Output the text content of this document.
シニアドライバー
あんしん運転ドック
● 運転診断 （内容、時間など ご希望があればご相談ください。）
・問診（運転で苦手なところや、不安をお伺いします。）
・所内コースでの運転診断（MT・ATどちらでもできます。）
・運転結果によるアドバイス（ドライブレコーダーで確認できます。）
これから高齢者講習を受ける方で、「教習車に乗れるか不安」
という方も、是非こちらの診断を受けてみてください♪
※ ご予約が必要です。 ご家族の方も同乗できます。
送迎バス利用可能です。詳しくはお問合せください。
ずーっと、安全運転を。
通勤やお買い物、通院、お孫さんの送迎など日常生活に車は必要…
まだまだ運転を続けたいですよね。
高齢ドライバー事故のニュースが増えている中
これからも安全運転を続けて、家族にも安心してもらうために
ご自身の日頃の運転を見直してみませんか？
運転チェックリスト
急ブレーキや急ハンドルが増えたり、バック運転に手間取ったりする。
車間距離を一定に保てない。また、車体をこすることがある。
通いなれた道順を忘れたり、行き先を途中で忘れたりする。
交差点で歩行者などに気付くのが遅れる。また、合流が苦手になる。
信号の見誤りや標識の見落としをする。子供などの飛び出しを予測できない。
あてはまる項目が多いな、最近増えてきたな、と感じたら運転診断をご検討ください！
--
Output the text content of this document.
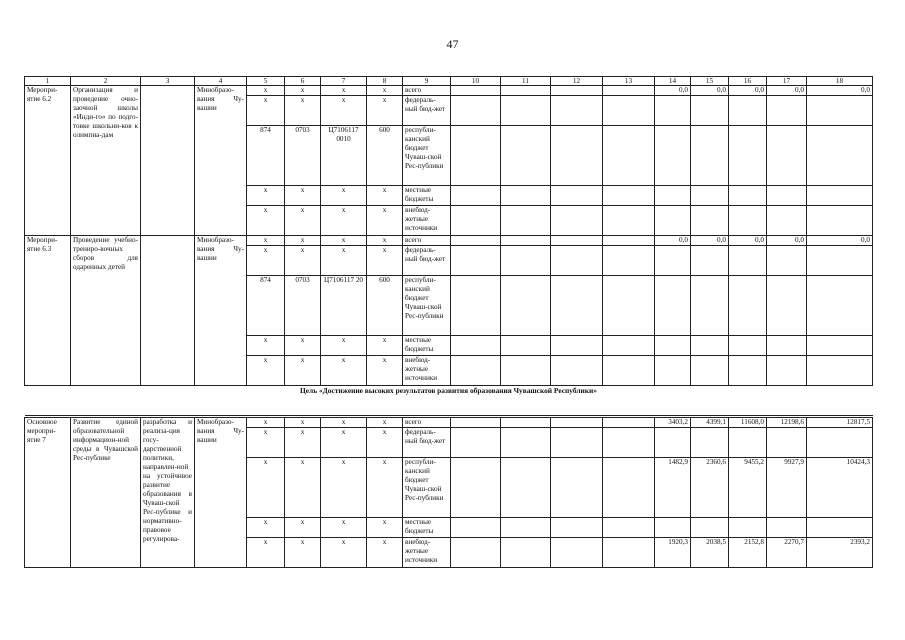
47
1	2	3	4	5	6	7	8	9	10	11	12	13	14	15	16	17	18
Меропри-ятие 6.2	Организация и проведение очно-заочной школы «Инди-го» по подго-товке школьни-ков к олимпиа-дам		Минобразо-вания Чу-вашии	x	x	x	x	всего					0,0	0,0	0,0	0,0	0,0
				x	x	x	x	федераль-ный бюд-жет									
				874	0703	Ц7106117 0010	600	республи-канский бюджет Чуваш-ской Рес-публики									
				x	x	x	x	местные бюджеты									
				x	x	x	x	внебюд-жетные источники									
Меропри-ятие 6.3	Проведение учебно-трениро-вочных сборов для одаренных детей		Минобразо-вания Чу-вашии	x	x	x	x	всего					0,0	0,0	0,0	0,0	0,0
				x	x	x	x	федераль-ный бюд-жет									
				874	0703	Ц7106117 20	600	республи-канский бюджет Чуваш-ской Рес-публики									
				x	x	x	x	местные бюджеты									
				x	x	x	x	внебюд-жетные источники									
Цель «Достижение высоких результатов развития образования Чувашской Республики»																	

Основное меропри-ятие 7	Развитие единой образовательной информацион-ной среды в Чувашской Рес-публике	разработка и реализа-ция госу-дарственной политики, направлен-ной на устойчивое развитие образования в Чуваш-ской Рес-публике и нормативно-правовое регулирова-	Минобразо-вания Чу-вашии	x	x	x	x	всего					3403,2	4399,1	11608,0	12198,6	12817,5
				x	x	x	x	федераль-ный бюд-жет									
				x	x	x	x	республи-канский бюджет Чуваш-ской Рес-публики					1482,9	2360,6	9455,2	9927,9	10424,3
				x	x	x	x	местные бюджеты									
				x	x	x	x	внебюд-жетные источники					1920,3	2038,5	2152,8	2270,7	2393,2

WORK TO COMPLETE: Scan the material above for the string "Чувашской" and return the lines that hold it.

SOLUTION TO THIS EXERCISE:
Цель «Достижение высоких результатов развития образования Чувашской Республики»																	
Основное меропри-ятие 7	Развитие единой образовательной информацион-ной среды в Чувашской Рес-публике	разработка и реализа-ция госу-дарственной политики, направлен-ной на устойчивое развитие образования в Чуваш-ской Рес-публике и нормативно-правовое регулирова-	Минобразо-вания Чу-вашии	x	x	x	x	всего					3403,2	4399,1	11608,0	12198,6	12817,5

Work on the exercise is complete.